:: RECORDS SHOWN

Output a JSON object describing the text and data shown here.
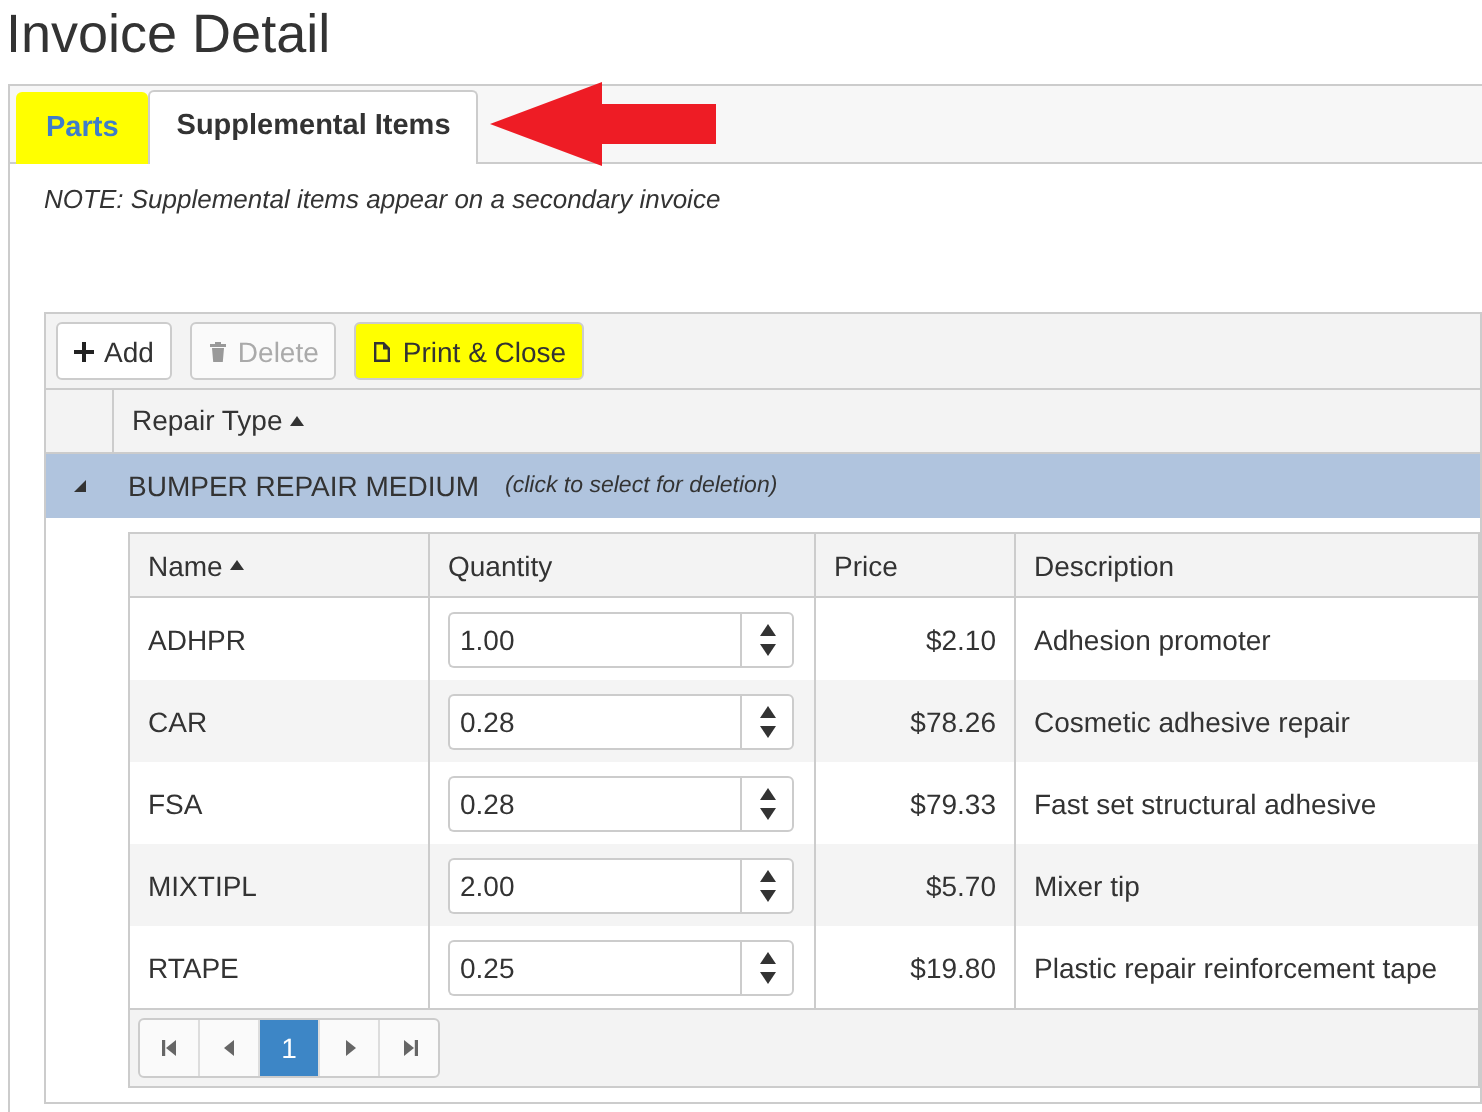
{
  "page": {
    "title": "Invoice Detail"
  },
  "tabs": [
    {
      "label": "Parts",
      "selected": false,
      "highlighted": true
    },
    {
      "label": "Supplemental Items",
      "selected": true,
      "highlighted": false
    }
  ],
  "note": "NOTE: Supplemental items appear on a secondary invoice",
  "toolbar": [
    {
      "label": "Add",
      "kind": "plus",
      "disabled": false,
      "highlighted": false
    },
    {
      "label": "Delete",
      "kind": "trash",
      "disabled": true,
      "highlighted": false
    },
    {
      "label": "Print & Close",
      "kind": "document",
      "disabled": false,
      "highlighted": true
    }
  ],
  "grid": {
    "columns": [
      {
        "label": "Repair Type",
        "sorted": true
      }
    ],
    "groups": [
      {
        "name": "BUMPER REPAIR MEDIUM",
        "hint": "(click to select for deletion)",
        "expanded": true,
        "selected": true,
        "detail": {
          "columns": [
            {
              "label": "Name",
              "sorted": true
            },
            {
              "label": "Quantity",
              "sorted": false
            },
            {
              "label": "Price",
              "sorted": false
            },
            {
              "label": "Description",
              "sorted": false
            }
          ],
          "rows": [
            {
              "name": "ADHPR",
              "quantity": "1.00",
              "price": "$2.10",
              "description": "Adhesion promoter"
            },
            {
              "name": "CAR",
              "quantity": "0.28",
              "price": "$78.26",
              "description": "Cosmetic adhesive repair"
            },
            {
              "name": "FSA",
              "quantity": "0.28",
              "price": "$79.33",
              "description": "Fast set structural adhesive"
            },
            {
              "name": "MIXTIPL",
              "quantity": "2.00",
              "price": "$5.70",
              "description": "Mixer tip"
            },
            {
              "name": "RTAPE",
              "quantity": "0.25",
              "price": "$19.80",
              "description": "Plastic repair reinforcement tape"
            }
          ],
          "pager": {
            "pages": [
              {
                "label": "1",
                "selected": true
              }
            ]
          }
        }
      }
    ]
  }
}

::::

- WORK TO BE COMPLETED -
Extract from the data every line where "adhesive" shows up.

- PROBLEM SOLUTION -
              "description": "Cosmetic adhesive repair"
              "description": "Fast set structural adhesive"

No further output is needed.